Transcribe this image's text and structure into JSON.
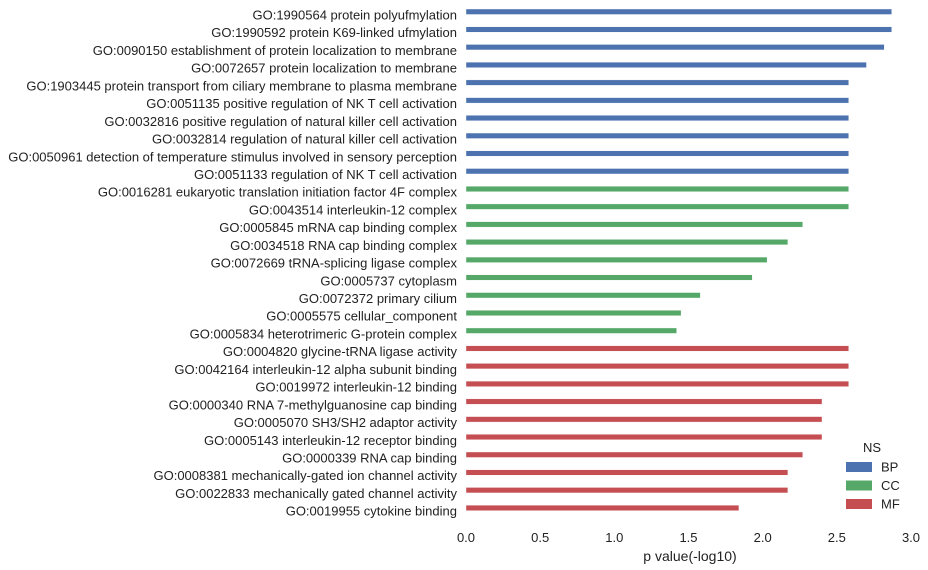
{
  "chart_data": {
    "type": "bar",
    "orientation": "horizontal",
    "title": "",
    "xlabel": "p value(-log10)",
    "ylabel": "",
    "xlim": [
      0,
      3
    ],
    "xticks": [
      "0.0",
      "0.5",
      "1.0",
      "1.5",
      "2.0",
      "2.5",
      "3.0"
    ],
    "grid": false,
    "legend": {
      "title": "NS",
      "placement": "lower-right",
      "entries": [
        {
          "name": "BP",
          "color": "#4c72b0"
        },
        {
          "name": "CC",
          "color": "#55a868"
        },
        {
          "name": "MF",
          "color": "#c44e52"
        }
      ]
    },
    "items": [
      {
        "label": "GO:1990564 protein polyufmylation",
        "ns": "BP",
        "value": 2.87
      },
      {
        "label": "GO:1990592 protein K69-linked ufmylation",
        "ns": "BP",
        "value": 2.87
      },
      {
        "label": "GO:0090150 establishment of protein localization to membrane",
        "ns": "BP",
        "value": 2.82
      },
      {
        "label": "GO:0072657 protein localization to membrane",
        "ns": "BP",
        "value": 2.7
      },
      {
        "label": "GO:1903445 protein transport from ciliary membrane to plasma membrane",
        "ns": "BP",
        "value": 2.58
      },
      {
        "label": "GO:0051135 positive regulation of NK T cell activation",
        "ns": "BP",
        "value": 2.58
      },
      {
        "label": "GO:0032816 positive regulation of natural killer cell activation",
        "ns": "BP",
        "value": 2.58
      },
      {
        "label": "GO:0032814 regulation of natural killer cell activation",
        "ns": "BP",
        "value": 2.58
      },
      {
        "label": "GO:0050961 detection of temperature stimulus involved in sensory perception",
        "ns": "BP",
        "value": 2.58
      },
      {
        "label": "GO:0051133 regulation of NK T cell activation",
        "ns": "BP",
        "value": 2.58
      },
      {
        "label": "GO:0016281 eukaryotic translation initiation factor 4F complex",
        "ns": "CC",
        "value": 2.58
      },
      {
        "label": "GO:0043514 interleukin-12 complex",
        "ns": "CC",
        "value": 2.58
      },
      {
        "label": "GO:0005845 mRNA cap binding complex",
        "ns": "CC",
        "value": 2.27
      },
      {
        "label": "GO:0034518 RNA cap binding complex",
        "ns": "CC",
        "value": 2.17
      },
      {
        "label": "GO:0072669 tRNA-splicing ligase complex",
        "ns": "CC",
        "value": 2.03
      },
      {
        "label": "GO:0005737 cytoplasm",
        "ns": "CC",
        "value": 1.93
      },
      {
        "label": "GO:0072372 primary cilium",
        "ns": "CC",
        "value": 1.58
      },
      {
        "label": "GO:0005575 cellular_component",
        "ns": "CC",
        "value": 1.45
      },
      {
        "label": "GO:0005834 heterotrimeric G-protein complex",
        "ns": "CC",
        "value": 1.42
      },
      {
        "label": "GO:0004820 glycine-tRNA ligase activity",
        "ns": "MF",
        "value": 2.58
      },
      {
        "label": "GO:0042164 interleukin-12 alpha subunit binding",
        "ns": "MF",
        "value": 2.58
      },
      {
        "label": "GO:0019972 interleukin-12 binding",
        "ns": "MF",
        "value": 2.58
      },
      {
        "label": "GO:0000340 RNA 7-methylguanosine cap binding",
        "ns": "MF",
        "value": 2.4
      },
      {
        "label": "GO:0005070 SH3/SH2 adaptor activity",
        "ns": "MF",
        "value": 2.4
      },
      {
        "label": "GO:0005143 interleukin-12 receptor binding",
        "ns": "MF",
        "value": 2.4
      },
      {
        "label": "GO:0000339 RNA cap binding",
        "ns": "MF",
        "value": 2.27
      },
      {
        "label": "GO:0008381 mechanically-gated ion channel activity",
        "ns": "MF",
        "value": 2.17
      },
      {
        "label": "GO:0022833 mechanically gated channel activity",
        "ns": "MF",
        "value": 2.17
      },
      {
        "label": "GO:0019955 cytokine binding",
        "ns": "MF",
        "value": 1.84
      }
    ]
  }
}
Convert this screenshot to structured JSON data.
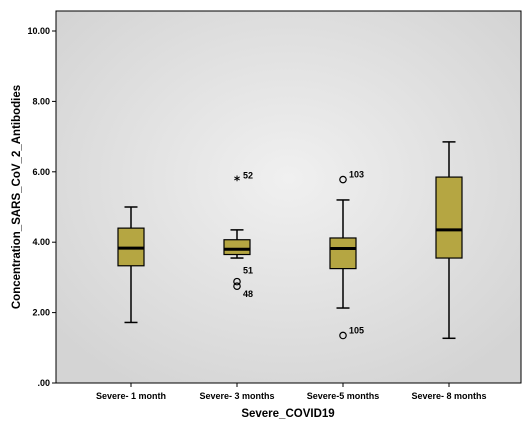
{
  "chart_data": {
    "type": "boxplot",
    "xlabel": "Severe_COVID19",
    "ylabel": "Concentration_SARS_CoV_2_Antibodies",
    "ylim": [
      0,
      10.5
    ],
    "yticks": [
      0,
      2,
      4,
      6,
      8,
      10
    ],
    "ytick_labels": [
      ".00",
      "2.00",
      "4.00",
      "6.00",
      "8.00",
      "10.00"
    ],
    "categories": [
      "Severe- 1 month",
      "Severe- 3 months",
      "Severe-5 months",
      "Severe- 8 months"
    ],
    "boxes": [
      {
        "category": "Severe- 1 month",
        "min": 1.72,
        "q1": 3.33,
        "median": 3.83,
        "q3": 4.4,
        "max": 5.0,
        "outliers": []
      },
      {
        "category": "Severe- 3 months",
        "min": 3.55,
        "q1": 3.65,
        "median": 3.8,
        "q3": 4.07,
        "max": 4.35,
        "outliers": [
          {
            "value": 5.75,
            "label": "52",
            "marker": "star"
          },
          {
            "value": 2.88,
            "label": "51",
            "marker": "circle"
          },
          {
            "value": 2.75,
            "label": "48",
            "marker": "circle"
          }
        ]
      },
      {
        "category": "Severe-5 months",
        "min": 2.13,
        "q1": 3.25,
        "median": 3.82,
        "q3": 4.12,
        "max": 5.2,
        "outliers": [
          {
            "value": 5.78,
            "label": "103",
            "marker": "circle"
          },
          {
            "value": 1.35,
            "label": "105",
            "marker": "circle"
          }
        ]
      },
      {
        "category": "Severe- 8 months",
        "min": 1.27,
        "q1": 3.55,
        "median": 4.35,
        "q3": 5.85,
        "max": 6.85,
        "outliers": []
      }
    ],
    "colors": {
      "box_fill": "#b5a642",
      "plot_bg_outer": "#d4d4d4",
      "plot_bg_inner": "#f0f0f0",
      "axis": "#000000"
    },
    "grid": false,
    "legend": "none"
  }
}
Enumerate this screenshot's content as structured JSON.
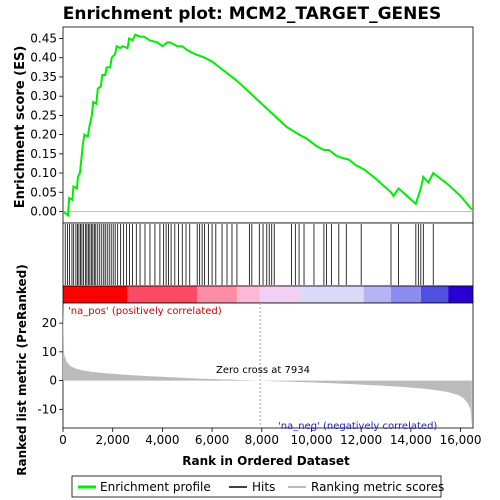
{
  "chart_data": {
    "type": "line",
    "title": "Enrichment plot: MCM2_TARGET_GENES",
    "xlabel": "Rank in Ordered Dataset",
    "es_ylabel": "Enrichment score (ES)",
    "metric_ylabel": "Ranked list metric (PreRanked)",
    "xlim": [
      0,
      16500
    ],
    "es_ylim": [
      -0.03,
      0.48
    ],
    "metric_ylim": [
      -16.5,
      27
    ],
    "x_ticks": [
      0,
      2000,
      4000,
      6000,
      8000,
      10000,
      12000,
      14000,
      16000
    ],
    "x_tick_labels": [
      "0",
      "2,000",
      "4,000",
      "6,000",
      "8,000",
      "10,000",
      "12,000",
      "14,000",
      "16,000"
    ],
    "es_ticks": [
      0.0,
      0.05,
      0.1,
      0.15,
      0.2,
      0.25,
      0.3,
      0.35,
      0.4,
      0.45
    ],
    "es_tick_labels": [
      "0.00",
      "0.05",
      "0.10",
      "0.15",
      "0.20",
      "0.25",
      "0.30",
      "0.35",
      "0.40",
      "0.45"
    ],
    "metric_ticks": [
      -10,
      0,
      10,
      20
    ],
    "metric_tick_labels": [
      "-10",
      "0",
      "10",
      "20"
    ],
    "annotations": {
      "na_pos": "'na_pos' (positively correlated)",
      "na_neg": "'na_neg' (negatively correlated)",
      "zero_cross": "Zero cross at 7934"
    },
    "zero_cross": 7934,
    "legend": [
      {
        "label": "Enrichment profile",
        "color": "#00ee00"
      },
      {
        "label": "Hits",
        "color": "#000000"
      },
      {
        "label": "Ranking metric scores",
        "color": "#bbbbbb"
      }
    ],
    "series": [
      {
        "name": "Enrichment profile",
        "color": "#00ee00",
        "x": [
          0,
          200,
          250,
          380,
          420,
          560,
          600,
          680,
          720,
          800,
          860,
          1000,
          1060,
          1160,
          1220,
          1340,
          1400,
          1520,
          1580,
          1700,
          1760,
          1900,
          1960,
          2100,
          2160,
          2300,
          2400,
          2600,
          2660,
          2800,
          2900,
          3100,
          3250,
          3500,
          3800,
          4000,
          4200,
          4300,
          4600,
          4800,
          5000,
          5300,
          5500,
          5700,
          6000,
          6300,
          6600,
          7000,
          7500,
          8000,
          8500,
          9000,
          9500,
          9800,
          10200,
          10500,
          10700,
          11000,
          11200,
          11500,
          11800,
          12100,
          12500,
          13200,
          13300,
          13500,
          14200,
          14300,
          14400,
          14500,
          14700,
          14900,
          15200,
          15500,
          16000,
          16450
        ],
        "y": [
          0.0,
          -0.01,
          0.035,
          0.03,
          0.065,
          0.06,
          0.09,
          0.1,
          0.125,
          0.175,
          0.2,
          0.195,
          0.22,
          0.25,
          0.285,
          0.28,
          0.32,
          0.325,
          0.355,
          0.355,
          0.375,
          0.375,
          0.4,
          0.41,
          0.43,
          0.425,
          0.43,
          0.425,
          0.45,
          0.445,
          0.46,
          0.455,
          0.455,
          0.445,
          0.44,
          0.43,
          0.44,
          0.44,
          0.43,
          0.43,
          0.42,
          0.41,
          0.405,
          0.4,
          0.39,
          0.375,
          0.36,
          0.34,
          0.31,
          0.28,
          0.25,
          0.22,
          0.2,
          0.19,
          0.17,
          0.16,
          0.16,
          0.145,
          0.14,
          0.135,
          0.12,
          0.11,
          0.09,
          0.05,
          0.04,
          0.06,
          0.02,
          0.04,
          0.06,
          0.09,
          0.075,
          0.1,
          0.085,
          0.07,
          0.04,
          0.005
        ]
      }
    ],
    "hits": [
      90,
      180,
      260,
      360,
      430,
      520,
      580,
      640,
      700,
      760,
      820,
      900,
      960,
      1020,
      1080,
      1140,
      1200,
      1260,
      1320,
      1400,
      1480,
      1560,
      1640,
      1700,
      1780,
      1860,
      1940,
      2020,
      2100,
      2200,
      2320,
      2440,
      2560,
      2680,
      2800,
      2950,
      3100,
      3300,
      3500,
      3700,
      3900,
      4050,
      4150,
      4250,
      4350,
      4500,
      4650,
      4800,
      4950,
      5100,
      5400,
      5500,
      5600,
      5700,
      5850,
      6000,
      6150,
      6400,
      6600,
      6800,
      7000,
      7500,
      7600,
      7900,
      8050,
      8200,
      8300,
      8400,
      8500,
      9200,
      9350,
      9500,
      9700,
      10100,
      10500,
      10600,
      10800,
      11100,
      11400,
      12000,
      13200,
      13500,
      14200,
      14300,
      14400,
      14500,
      14900
    ],
    "metric_curve": {
      "x": [
        0,
        50,
        150,
        300,
        500,
        800,
        1200,
        1800,
        2500,
        3500,
        4500,
        5500,
        6500,
        7500,
        7934,
        8500,
        9500,
        10500,
        11500,
        12500,
        13500,
        14500,
        15000,
        15500,
        15900,
        16100,
        16300,
        16400,
        16450
      ],
      "y": [
        26,
        9,
        6.5,
        5.0,
        4.2,
        3.5,
        3.0,
        2.5,
        2.0,
        1.5,
        1.1,
        0.7,
        0.4,
        0.15,
        0.0,
        -0.2,
        -0.5,
        -0.8,
        -1.2,
        -1.6,
        -2.1,
        -2.8,
        -3.3,
        -4.0,
        -5.0,
        -6.0,
        -8.0,
        -10.0,
        -16.0
      ]
    },
    "color_bar": {
      "colors": [
        "#ff0000",
        "#ff4a64",
        "#ff8ca5",
        "#ffb7d6",
        "#f3d0f3",
        "#dadaf8",
        "#b4b4f7",
        "#8c8cf0",
        "#5050e0",
        "#2a00d2"
      ],
      "stops": [
        0,
        2600,
        5400,
        7000,
        7934,
        9500,
        12100,
        13200,
        14400,
        15500,
        16500
      ]
    }
  }
}
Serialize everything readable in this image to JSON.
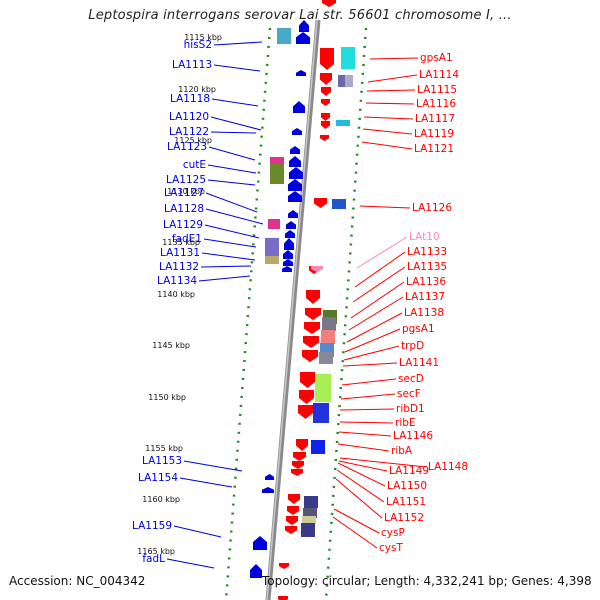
{
  "title": "Leptospira interrogans serovar Lai str. 56601 chromosome I, ...",
  "footer": {
    "accession": "Accession: NC_004342",
    "meta": "Topology: circular; Length: 4,332,241 bp; Genes: 4,398"
  },
  "colors": {
    "minus_strand": "#0000dd",
    "plus_strand": "#ff0000",
    "rna": "#ff88bb",
    "backbone": "#888888",
    "ruler": "#228822"
  },
  "ruler_labels": [
    "1115 kbp",
    "1120 kbp",
    "1125 kbp",
    "1130 kbp",
    "1135 kbp",
    "1140 kbp",
    "1145 kbp",
    "1150 kbp",
    "1155 kbp",
    "1160 kbp",
    "1165 kbp"
  ],
  "left_genes": [
    "hisS2",
    "LA1113",
    "LA1118",
    "LA1120",
    "LA1122",
    "LA1123",
    "cutE",
    "LA1125",
    "LA1127",
    "LA1128",
    "LA1129",
    "fadE1",
    "LA1131",
    "LA1132",
    "LA1134",
    "LA1153",
    "LA1154",
    "LA1159",
    "fadL"
  ],
  "right_genes": [
    "gpsA1",
    "LA1114",
    "LA1115",
    "LA1116",
    "LA1117",
    "LA1119",
    "LA1121",
    "LA1126",
    "LAt10",
    "LA1133",
    "LA1135",
    "LA1136",
    "LA1137",
    "LA1138",
    "pgsA1",
    "trpD",
    "LA1141",
    "secD",
    "secF",
    "ribD1",
    "ribE",
    "LA1146",
    "ribA",
    "LA1148",
    "LA1149",
    "LA1150",
    "LA1151",
    "LA1152",
    "cysP",
    "cysT"
  ]
}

• • • • • • •

> **Work task**
Filter the records for the word "xlabel" and show every line that has it.

> **Reply to the task**
    "xlabel": "p value(-log10)",
    "xlabel": "Severe_COVID19",
    "xlabel": "Rank in Ordered Dataset",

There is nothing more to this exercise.